-------- DATA ENTRIES
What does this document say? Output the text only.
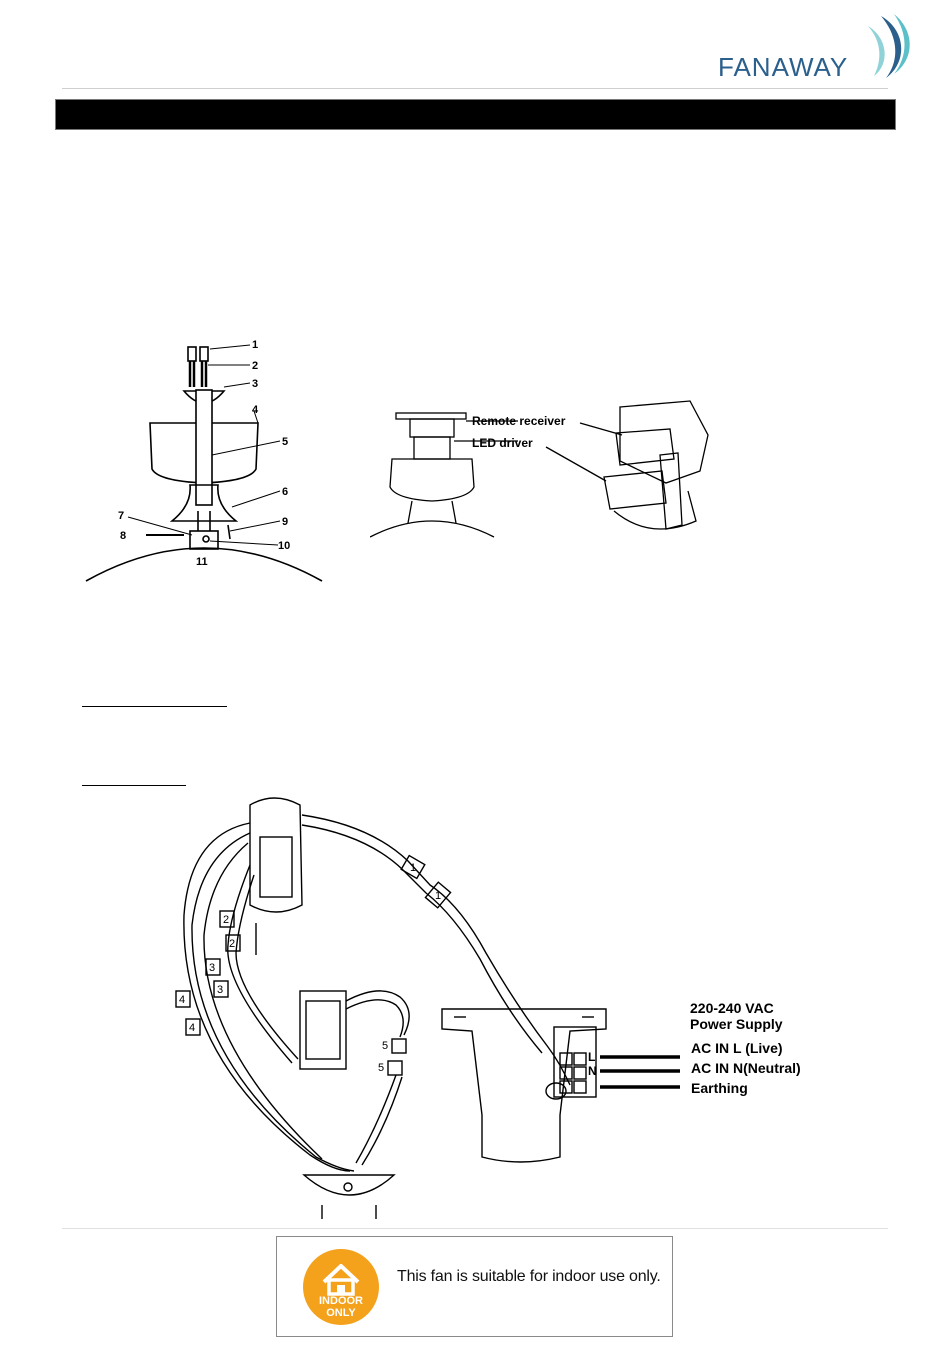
FANAWAY
1
2
3
4
5
6
7
8
9
10
11
Remote receiver
LED driver
1
1
2
2
3
3
4
4
5
5
L
N
220-240 VAC
Power Supply
AC IN L (Live)
AC IN N(Neutral)
Earthing
INDOOR
ONLY
This fan is suitable for indoor use only.
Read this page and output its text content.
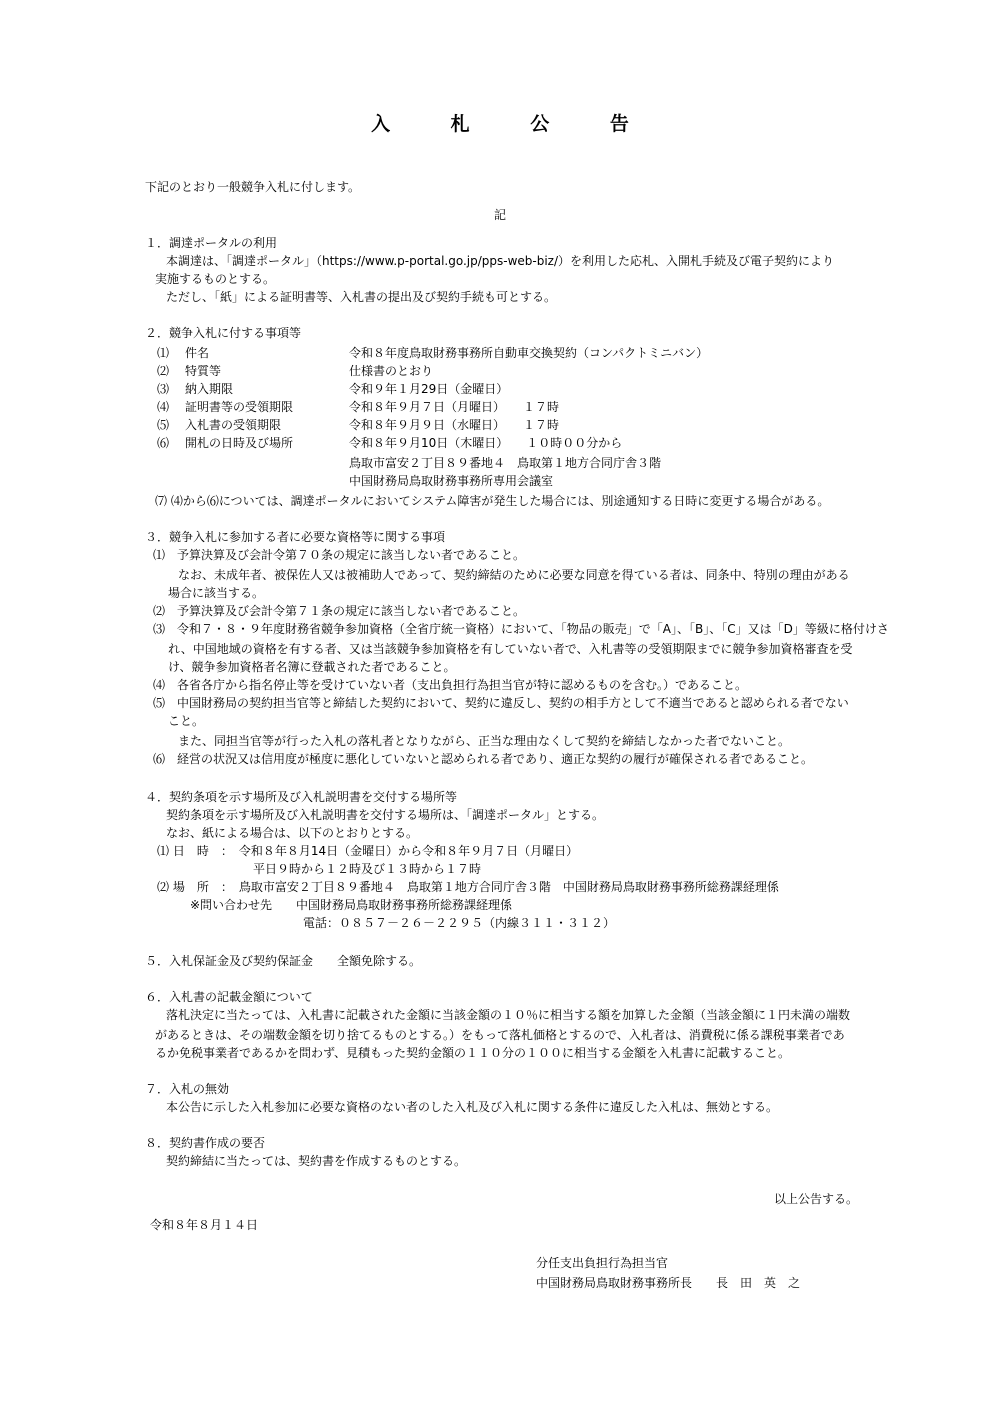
入 札 公 告
下記のとおり一般競争入札に付します。
記
１．調達ポータルの利用
本調達は、「調達ポータル」（https://www.p-portal.go.jp/pps-web-biz/）を利用した応札、入開札手続及び電子契約により
実施するものとする。
ただし、「紙」による証明書等、入札書の提出及び契約手続も可とする。
２．競争入札に付する事項等
⑴ 件名	令和８年度鳥取財務事務所自動車交換契約（コンパクトミニバン）
⑵ 特質等	仕様書のとおり
⑶ 納入期限	令和９年１月29日（金曜日）
⑷ 証明書等の受領期限	令和８年９月７日（月曜日）　　１７時
⑸ 入札書の受領期限	令和８年９月９日（水曜日）　　１７時
⑹ 開札の日時及び場所	令和８年９月10日（木曜日）　　１０時００分から
鳥取市富安２丁目８９番地４　鳥取第１地方合同庁舎３階
中国財務局鳥取財務事務所専用会議室
⑺ ⑷から⑹については、調達ポータルにおいてシステム障害が発生した場合には、別途通知する日時に変更する場合がある。
３．競争入札に参加する者に必要な資格等に関する事項
⑴　予算決算及び会計令第７０条の規定に該当しない者であること。
なお、未成年者、被保佐人又は被補助人であって、契約締結のために必要な同意を得ている者は、同条中、特別の理由がある
場合に該当する。
⑵　予算決算及び会計令第７１条の規定に該当しない者であること。
⑶　令和７・８・９年度財務省競争参加資格（全省庁統一資格）において、「物品の販売」で「A」、「B」、「C」又は「D」等級に格付けさ
れ、中国地域の資格を有する者、又は当該競争参加資格を有していない者で、入札書等の受領期限までに競争参加資格審査を受
け、競争参加資格者名簿に登載された者であること。
⑷　各省各庁から指名停止等を受けていない者（支出負担行為担当官が特に認めるものを含む。）であること。
⑸　中国財務局の契約担当官等と締結した契約において、契約に違反し、契約の相手方として不適当であると認められる者でない
こと。
また、同担当官等が行った入札の落札者となりながら、正当な理由なくして契約を締結しなかった者でないこと。
⑹　経営の状況又は信用度が極度に悪化していないと認められる者であり、適正な契約の履行が確保される者であること。
４．契約条項を示す場所及び入札説明書を交付する場所等
契約条項を示す場所及び入札説明書を交付する場所は、「調達ポータル」とする。
なお、紙による場合は、以下のとおりとする。
⑴ 日　時　：　令和８年８月14日（金曜日）から令和８年９月７日（月曜日）
平日９時から１２時及び１３時から１７時
⑵ 場　所　：　鳥取市富安２丁目８９番地４　鳥取第１地方合同庁舎３階　中国財務局鳥取財務事務所総務課経理係
※問い合わせ先　　中国財務局鳥取財務事務所総務課経理係
電話：０８５７－２６－２２９５（内線３１１・３１２）
５．入札保証金及び契約保証金　　全額免除する。
６．入札書の記載金額について
落札決定に当たっては、入札書に記載された金額に当該金額の１０％に相当する額を加算した金額（当該金額に１円未満の端数
があるときは、その端数金額を切り捨てるものとする。）をもって落札価格とするので、入札者は、消費税に係る課税事業者であ
るか免税事業者であるかを問わず、見積もった契約金額の１１０分の１００に相当する金額を入札書に記載すること。
７．入札の無効
本公告に示した入札参加に必要な資格のない者のした入札及び入札に関する条件に違反した入札は、無効とする。
８．契約書作成の要否
契約締結に当たっては、契約書を作成するものとする。
以上公告する。
令和８年８月１４日
分任支出負担行為担当官
中国財務局鳥取財務事務所長　　長　田　英　之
----------------
→ WHAT YOU ARE ASKED TO DO
In the entries above, identify every line with the word "中国財務局鳥取財務事務所総務課経理係". Copy those lines.

→ OUTPUT OF THE TASK
⑵ 場　所　：　鳥取市富安２丁目８９番地４　鳥取第１地方合同庁舎３階　中国財務局鳥取財務事務所総務課経理係
※問い合わせ先　　中国財務局鳥取財務事務所総務課経理係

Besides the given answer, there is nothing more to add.